Data entries
****************************************

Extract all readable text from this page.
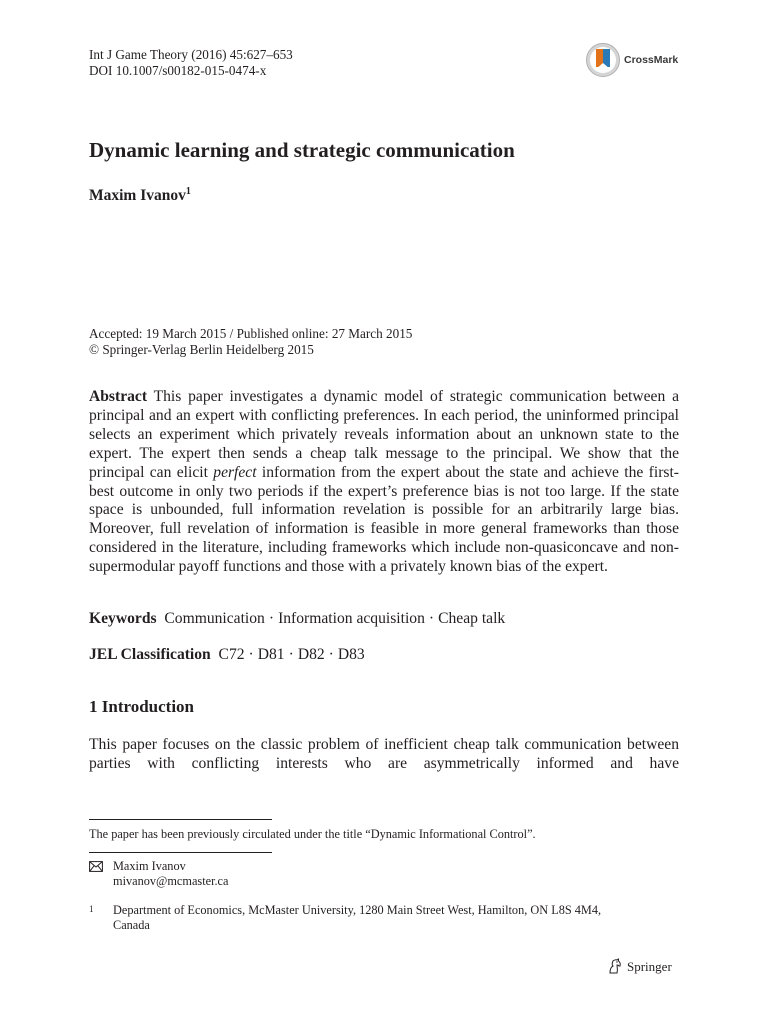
Int J Game Theory (2016) 45:627–653
DOI 10.1007/s00182-015-0474-x
CrossMark
Dynamic learning and strategic communication
Maxim Ivanov$^1$
Accepted: 19 March 2015 / Published online: 27 March 2015
© Springer-Verlag Berlin Heidelberg 2015

Abstract This paper investigates a dynamic model of strategic communication between a principal and an expert with conflicting preferences. In each period, the uninformed principal selects an experiment which privately reveals information about an unknown state to the expert. The expert then sends a cheap talk message to the principal. We show that the principal can elicit perfect information from the expert about the state and achieve the first-best outcome in only two periods if the expert’s preference bias is not too large. If the state space is unbounded, full information revelation is possible for an arbitrarily large bias. Moreover, full revelation of information is feasible in more general frameworks than those considered in the literature, including frameworks which include non-quasiconcave and non-supermodular payoff functions and those with a privately known bias of the expert.

Keywords Communication · Information acquisition · Cheap talk
JEL Classification C72 · D81 · D82 · D83
1 Introduction

This paper focuses on the classic problem of inefficient cheap talk communication between parties with conflicting interests who are asymmetrically informed and have

The paper has been previously circulated under the title “Dynamic Informational Control”.
Maxim Ivanov
mivanov@mcmaster.ca
1 Department of Economics, McMaster University, 1280 Main Street West, Hamilton, ON L8S 4M4,
Canada
Springer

****************************************

Job: Set down the records in full and exactly. Do not carry over any image.

Solution to this exercise:
Extract all readable text from this page.
Int J Game Theory (2016) 45:627–653
DOI 10.1007/s00182-015-0474-x
CrossMark
Dynamic learning and strategic communication
Maxim Ivanov$^1$
Accepted: 19 March 2015 / Published online: 27 March 2015
© Springer-Verlag Berlin Heidelberg 2015

Abstract This paper investigates a dynamic model of strategic communication between a principal and an expert with conflicting preferences. In each period, the uninformed principal selects an experiment which privately reveals information about an unknown state to the expert. The expert then sends a cheap talk message to the principal. We show that the principal can elicit perfect information from the expert about the state and achieve the first-best outcome in only two periods if the expert’s preference bias is not too large. If the state space is unbounded, full information revelation is possible for an arbitrarily large bias. Moreover, full revelation of information is feasible in more general frameworks than those considered in the literature, including frameworks which include non-quasiconcave and non-supermodular payoff functions and those with a privately known bias of the expert.

Keywords Communication · Information acquisition · Cheap talk
JEL Classification C72 · D81 · D82 · D83
1 Introduction

This paper focuses on the classic problem of inefficient cheap talk communication between parties with conflicting interests who are asymmetrically informed and have

The paper has been previously circulated under the title “Dynamic Informational Control”.
Maxim Ivanov
mivanov@mcmaster.ca
1 Department of Economics, McMaster University, 1280 Main Street West, Hamilton, ON L8S 4M4,
Canada
Springer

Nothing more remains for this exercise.